** Begin Material shown **

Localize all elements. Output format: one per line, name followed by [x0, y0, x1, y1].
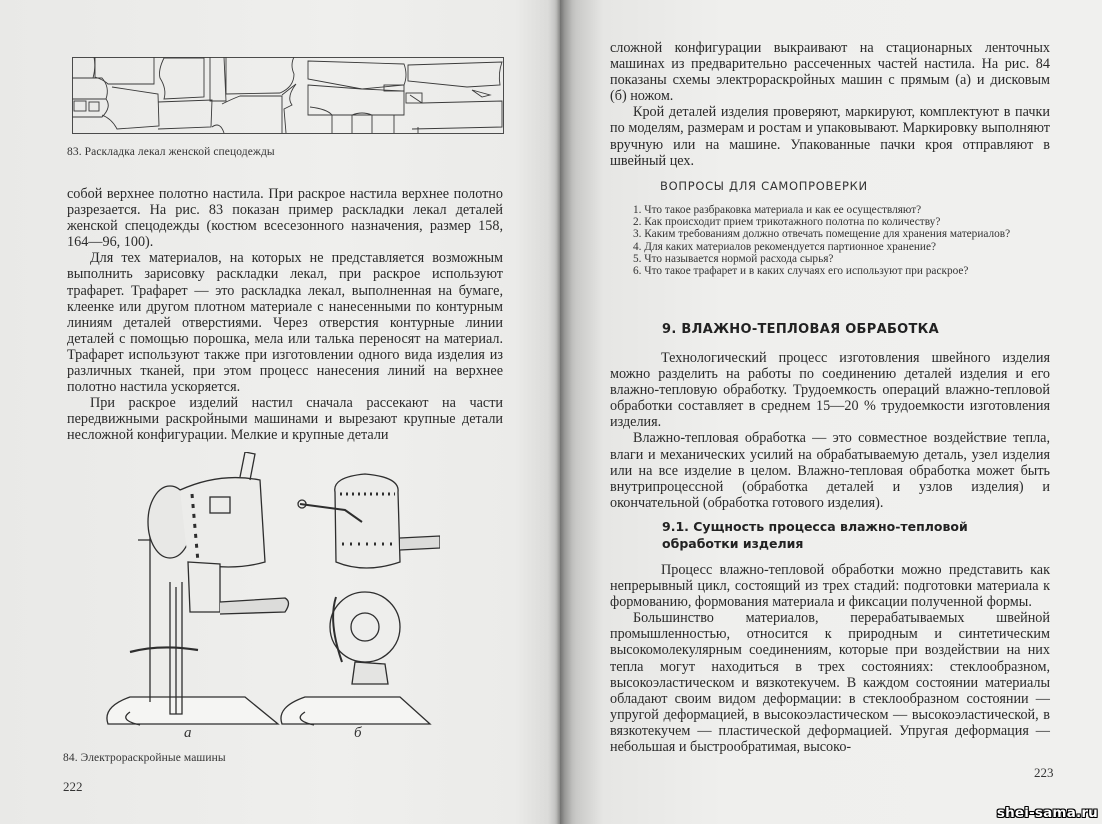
paragraph: Большинство материалов, перерабатываемых швейной промышленностью, относится к природным и синтетическим высокомолекулярным соединениям, которые при воздействии на них тепла могут находиться в трех состояниях: стеклообразном, высокоэластическом и вязкотекучем. В каждом состоянии материалы обладают своим видом деформации: в стеклообразном состоянии — упругой деформацией, в высокоэластическом — высокоэластической, в вязкотекучем — пластической деформацией. Упругая деформация — небольшая и быстрообратимая, высоко-: [610, 610, 1050, 756]
paragraph: сложной конфигурации выкраивают на стационарных ленточных машинах из предварительно рассеченных частей настила. На рис. 84 показаны схемы электрораскройных машин с прямым (а) и дисковым (б) ножом.: [610, 40, 1050, 105]
question-item: 5. Что называется нормой расхода сырья?: [633, 252, 834, 265]
pattern-piece: [226, 57, 294, 94]
machine-a-handle: [220, 598, 289, 614]
machine-b-disc-knife: [330, 592, 400, 662]
figure-84-cutting-machines: [100, 452, 440, 742]
right-page-intro: [610, 40, 1050, 169]
machine-a-base: [107, 697, 278, 724]
pattern-piece: [332, 115, 352, 133]
figure-84-label-b: б: [354, 725, 362, 741]
figure-83-caption: 83. Раскладка лекал женской спецодежды: [67, 146, 275, 158]
chapter-body: [610, 350, 1050, 511]
pattern-piece: [372, 115, 394, 133]
disc-knife-machine: [281, 474, 440, 725]
pattern-piece: [472, 90, 490, 97]
questions-heading: ВОПРОСЫ ДЛЯ САМОПРОВЕРКИ: [660, 179, 868, 193]
paragraph: Для тех материалов, на которых не представляется возможным выполнить зарисовку раскладки лекал, при раскрое используют трафарет. Трафарет — это раскладка лекал, выполненная на бумаге, клеенке или другом плотном материале с нанесенными по контурным линиям деталей отверстиями. Через отверстия контурные линии деталей с помощью порошка, мела или талька переносят на материал. Трафарет используют также при изготовлении одного вида изделия из различных тканей, при этом процесс нанесения линий на верхнее полотно настила ускоряется.: [67, 250, 503, 396]
watermark: shei-sama.ru: [996, 805, 1098, 821]
question-item: 3. Каким требованиям должно отвечать помещение для хранения материалов?: [633, 228, 1011, 241]
question-item: 4. Для каких материалов рекомендуется партионное хранение?: [633, 240, 936, 253]
pattern-piece: [72, 57, 95, 78]
paragraph: При раскрое изделий настил сначала рассекают на части передвижными раскройными машинами и вырезают крупные детали несложной конфигурации. Мелкие и крупные детали: [67, 395, 503, 444]
paragraph: Влажно-тепловая обработка — это совместное воздействие тепла, влаги и механических усилий на обрабатываемую деталь, узел изделия или на все изделие в целом. Влажно-тепловая обработка может быть внутрипроцессной (обработка деталей и узлов изделия) и окончательной (обработка готового изделия).: [610, 430, 1050, 511]
layout-border: [73, 58, 504, 134]
question-item: 2. Как происходит прием трикотажного полотна по количеству?: [633, 216, 941, 229]
pattern-piece: [158, 100, 212, 129]
left-page-body: [67, 186, 503, 444]
figure-84-label-a: а: [184, 725, 192, 741]
straight-knife-machine: [107, 452, 289, 725]
question-item: 6. Что такое трафарет и в каких случаях его используют при раскрое?: [633, 265, 969, 278]
pattern-piece: [160, 58, 205, 99]
pattern-piece: [310, 107, 332, 133]
chapter-heading: 9. ВЛАЖНО-ТЕПЛОВАЯ ОБРАБОТКА: [662, 322, 939, 337]
section-heading-line: 9.1. Сущность процесса влажно-тепловой: [662, 519, 968, 534]
section-body: [610, 562, 1050, 755]
page-number-right: 223: [1034, 765, 1054, 780]
section-heading: [662, 518, 968, 552]
pattern-piece: [308, 85, 404, 115]
machine-b-handle: [400, 536, 440, 550]
section-heading-line: обработки изделия: [662, 536, 804, 551]
page-number-left: 222: [63, 779, 83, 794]
figure-83-pattern-layout: [72, 57, 504, 134]
paragraph: Процесс влажно-тепловой обработки можно представить как непрерывный цикл, состоящий из трех стадий: подготовки материала к формованию, формования материала и фиксации полученной формы.: [610, 562, 1050, 611]
machine-b-motor: [335, 474, 400, 568]
book-gutter: [548, 0, 572, 824]
machine-a-foot: [130, 647, 198, 652]
pattern-piece: [352, 113, 372, 133]
pattern-piece: [210, 57, 226, 101]
pattern-piece: [74, 101, 86, 111]
machine-a-handle-lever: [240, 452, 255, 480]
paragraph: собой верхнее полотно настила. При раскрое настила верхнее полотно разрезается. На рис. 83 показан пример раскладки лекал деталей женской спецодежды (костюм всесезонного назначения, размер 158, 164—96, 100).: [67, 186, 503, 251]
machine-a-guard: [138, 532, 150, 702]
pattern-piece: [102, 87, 159, 129]
figure-84-caption: 84. Электрораскройные машины: [63, 752, 226, 764]
machine-a-gearbox: [188, 562, 220, 612]
machine-a-motor: [180, 478, 265, 567]
machine-b-base: [281, 697, 430, 724]
question-item: 1. Что такое разбраковка материала и как ее осуществляют?: [633, 204, 922, 216]
paragraph: Технологический процесс изготовления швейного изделия можно разделить на работы по соединению деталей изделия и его влажно-тепловую обработку. Трудоемкость операций влажно-тепловой обработки составляет в среднем 15—20 % трудоемкости изготовления изделия.: [610, 350, 1050, 431]
paragraph: Крой деталей изделия проверяют, маркируют, комплектуют в пачки по моделям, размерам и ростам и упаковывают. Маркировку выполняют вручную или на машине. Упакованные пачки кроя отправляют в швейный цех.: [610, 104, 1050, 169]
pattern-piece: [222, 96, 282, 133]
pattern-piece: [212, 125, 224, 133]
pattern-piece: [408, 62, 502, 87]
pattern-piece: [89, 102, 99, 111]
questions-list: [610, 204, 1050, 277]
pattern-piece: [410, 95, 502, 129]
pattern-piece: [72, 78, 107, 99]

** End Material shown **

* [Request] Pick out each row that contains the string "caption" and copy it out in full.

* [Solution for this exercise]
figure-83-caption: 83. Раскладка лекал женской спецодежды: [67, 146, 275, 158]
figure-84-caption: 84. Электрораскройные машины: [63, 752, 226, 764]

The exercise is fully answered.